- [What is asked]
**a)** Answer these from the neural network passage below, one line each:
(i) What does the passage compare a node to?
(ii) What name does it give to the electrical currents that activate another node or neuron?
(iii) In the illustrated classification model, what must the algorithm decide about the given image?
**b)** In one to three sentences, explain what the neural network passage below says the model's complex mathematical calculations are for.
**c)** Proceed with the neural network passage below, picking up after its final sentence.

-- begin Selected excerpt --

Let’s look at an example. A node can be compared to a neuron. When stimulated, electrical currents are emitted to activate another node or neuron. These are the synapses. And so on, traversing the entire network or, in our analogy, our brain. At the end of this stimulation, a response is generated.
I bet you’ve stubbed your toe and experienced one of the fastest synapses where you swear at people you don’t even know up to the third generation. Or when you smell that food that only your grandmother knew how to make…
In the same way, this is what we aim to achieve with our model: build neurons, which are our nodes, so that they generate or don’t generate stimulation, and in the end, give us a response. But all of this involves the execution of complex mathematical calculations, where we try to identify patterns and then decide whether there are sufficient reasons to pass the stimulus forward or not.
Look at the image below. It’s a classification model, just like the one being constructed in this project. However, here, the algorithm must respond whether the given image is of a cat or a dog. We provide an image of a dog, which is processed, fed into the model, and generates an output that says whether it’s a cat or a dog. While the image is an illustration of what happens, it helps understand the mentioned concepts.

-- end Selected excerpt --
-- begin Source material --

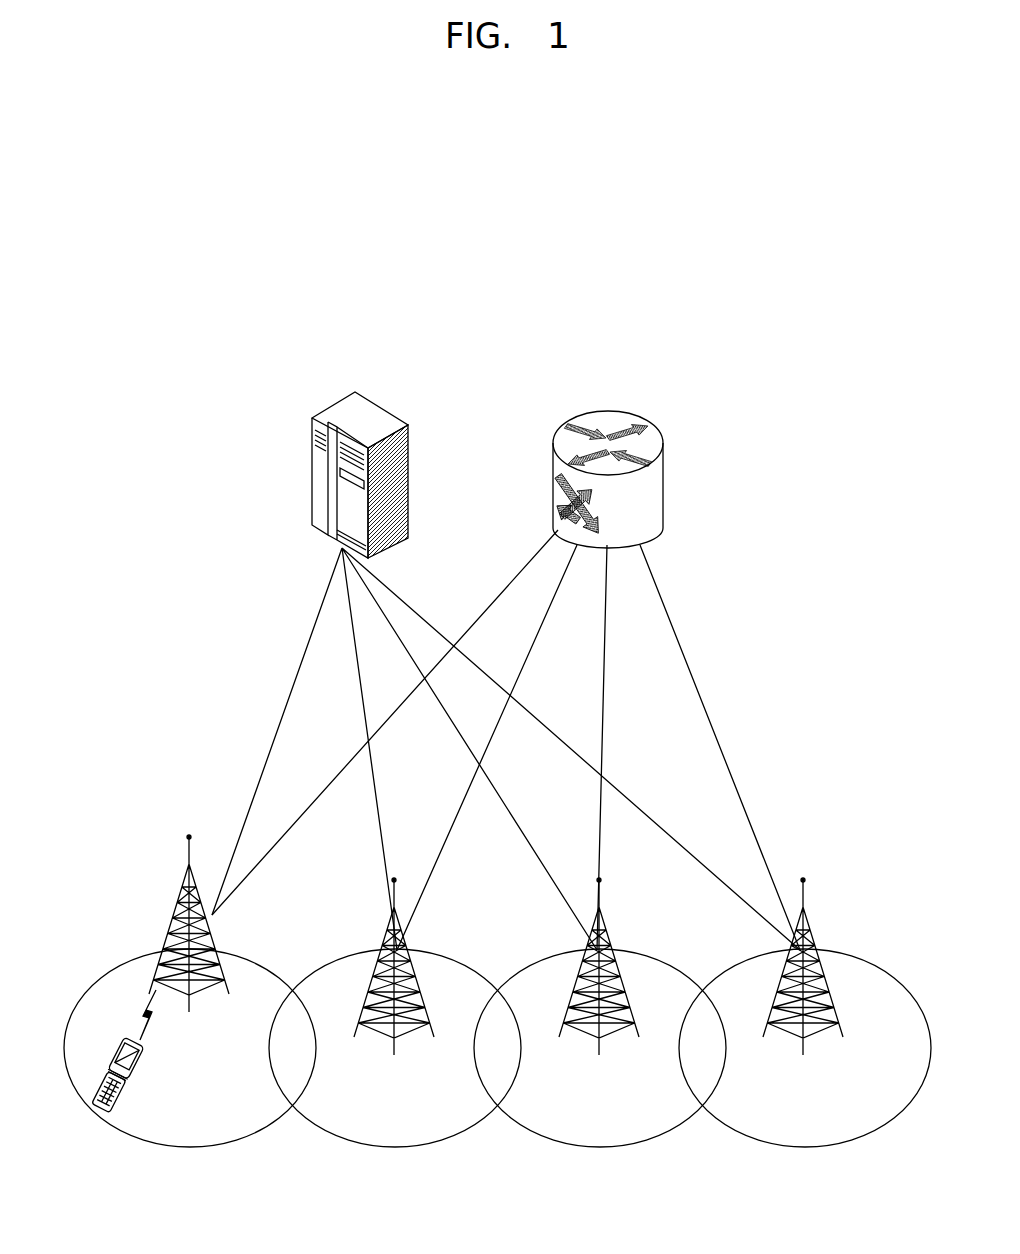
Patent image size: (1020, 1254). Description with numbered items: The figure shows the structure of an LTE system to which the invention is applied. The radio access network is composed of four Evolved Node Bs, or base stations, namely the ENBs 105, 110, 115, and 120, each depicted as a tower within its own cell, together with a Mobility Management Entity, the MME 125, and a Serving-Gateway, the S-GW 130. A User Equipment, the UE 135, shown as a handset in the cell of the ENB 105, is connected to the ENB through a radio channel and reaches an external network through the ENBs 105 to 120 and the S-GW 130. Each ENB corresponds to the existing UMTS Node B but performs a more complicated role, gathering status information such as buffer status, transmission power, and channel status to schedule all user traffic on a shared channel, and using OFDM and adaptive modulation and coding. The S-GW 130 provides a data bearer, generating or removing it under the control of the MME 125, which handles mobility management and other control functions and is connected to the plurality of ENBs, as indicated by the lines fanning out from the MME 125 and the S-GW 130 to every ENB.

-- end Source material --

- [Answers to the problems]
**a)**
(i) A neuron.
(ii) Synapses.
(iii) Whether the image is of a cat or a dog.

**b)** The calculations try to identify patterns. They then decide whether there are sufficient reasons to pass the stimulus forward to the next node.

**c)**
In a more comprehensive manner, we can say that data is fed into the neural network through the input layer, which then communicates between the hidden layers. It’s in these layers that data is processed and weighted. In other words, data is computed with different coefficients that generate specific results based on the input assigned to the model. In the end, everything is summed up, and the result passes through the activation function. Depending on the result, it will either activate the next node or not, and so on. Each activation or non-activation of a node helps the model determine the final outcome.
11. Why TensorFlow?
TensorFlow is an open-source machine learning library developed by the Google Brain Team. Its features, such as working with tensors, handling large volumes of data, and its flexibility in building and training advanced machine learning models using a wide variety of tools, make it one of the best libraries for developing deep learning models.
Among the advantages of using TensorFlow for building neural networks for binary classification of fake news, you can cite:
- Ability to Process Large Volumes of Text:
- TensorFlow’s capability to handle large volumes of text data aids in the analytical and learning capacity of the news content.
- Construction of Complex Models:
- TensorFlow allows the construction of complex models capable of capturing nuances and patterns in text, which is helpful for distinguishing between fake and true news.
- Parameter Tuning and Model Customization:
- TensorFlow provides the flexibility to test different parameters, insert multiple layers, and customize the model to optimize accuracy and performance.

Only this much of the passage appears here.